| Short task |
Reproduce every entry that follows word for word, but omit the images.

| Data in this exercise |
++++++

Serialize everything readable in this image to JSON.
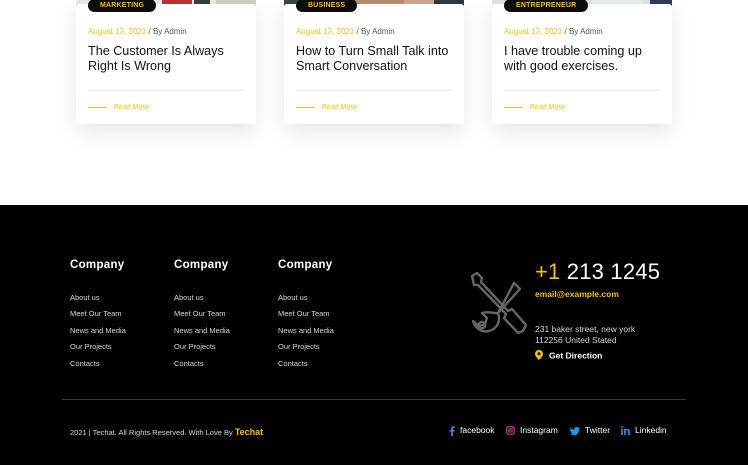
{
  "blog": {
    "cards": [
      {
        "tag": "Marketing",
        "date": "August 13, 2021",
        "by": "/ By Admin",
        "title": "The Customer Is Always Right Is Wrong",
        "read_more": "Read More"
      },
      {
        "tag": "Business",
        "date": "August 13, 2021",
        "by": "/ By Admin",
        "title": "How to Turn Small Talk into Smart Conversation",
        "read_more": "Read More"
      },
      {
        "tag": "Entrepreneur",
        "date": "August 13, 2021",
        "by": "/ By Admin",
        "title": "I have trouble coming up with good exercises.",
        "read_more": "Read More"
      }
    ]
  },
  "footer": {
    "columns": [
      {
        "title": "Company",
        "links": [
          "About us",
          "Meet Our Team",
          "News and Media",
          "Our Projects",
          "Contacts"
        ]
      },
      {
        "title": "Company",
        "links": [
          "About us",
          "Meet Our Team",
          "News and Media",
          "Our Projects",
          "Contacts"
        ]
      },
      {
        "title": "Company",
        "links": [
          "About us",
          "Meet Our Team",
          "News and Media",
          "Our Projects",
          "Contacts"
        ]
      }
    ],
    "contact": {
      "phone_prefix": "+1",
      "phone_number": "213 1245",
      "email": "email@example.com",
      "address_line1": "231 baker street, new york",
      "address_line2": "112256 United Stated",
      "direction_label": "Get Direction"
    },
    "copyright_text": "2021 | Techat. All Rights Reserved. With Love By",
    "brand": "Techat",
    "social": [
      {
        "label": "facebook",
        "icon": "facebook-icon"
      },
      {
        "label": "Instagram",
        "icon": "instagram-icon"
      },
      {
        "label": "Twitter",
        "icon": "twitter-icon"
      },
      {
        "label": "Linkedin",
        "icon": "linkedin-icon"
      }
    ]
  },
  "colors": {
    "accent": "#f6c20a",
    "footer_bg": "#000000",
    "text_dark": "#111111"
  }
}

++++++

| Result for this task |
Serialize everything readable in this image to JSON.
{
  "blog": {
    "cards": [
      {
        "tag": "Marketing",
        "date": "August 13, 2021",
        "by": "/ By Admin",
        "title": "The Customer Is Always Right Is Wrong",
        "read_more": "Read More"
      },
      {
        "tag": "Business",
        "date": "August 13, 2021",
        "by": "/ By Admin",
        "title": "How to Turn Small Talk into Smart Conversation",
        "read_more": "Read More"
      },
      {
        "tag": "Entrepreneur",
        "date": "August 13, 2021",
        "by": "/ By Admin",
        "title": "I have trouble coming up with good exercises.",
        "read_more": "Read More"
      }
    ]
  },
  "footer": {
    "columns": [
      {
        "title": "Company",
        "links": [
          "About us",
          "Meet Our Team",
          "News and Media",
          "Our Projects",
          "Contacts"
        ]
      },
      {
        "title": "Company",
        "links": [
          "About us",
          "Meet Our Team",
          "News and Media",
          "Our Projects",
          "Contacts"
        ]
      },
      {
        "title": "Company",
        "links": [
          "About us",
          "Meet Our Team",
          "News and Media",
          "Our Projects",
          "Contacts"
        ]
      }
    ],
    "contact": {
      "phone_prefix": "+1",
      "phone_number": "213 1245",
      "email": "email@example.com",
      "address_line1": "231 baker street, new york",
      "address_line2": "112256 United Stated",
      "direction_label": "Get Direction"
    },
    "copyright_text": "2021 | Techat. All Rights Reserved. With Love By",
    "brand": "Techat",
    "social": [
      {
        "label": "facebook",
        "icon": "facebook-icon"
      },
      {
        "label": "Instagram",
        "icon": "instagram-icon"
      },
      {
        "label": "Twitter",
        "icon": "twitter-icon"
      },
      {
        "label": "Linkedin",
        "icon": "linkedin-icon"
      }
    ]
  },
  "colors": {
    "accent": "#f6c20a",
    "footer_bg": "#000000",
    "text_dark": "#111111"
  }
}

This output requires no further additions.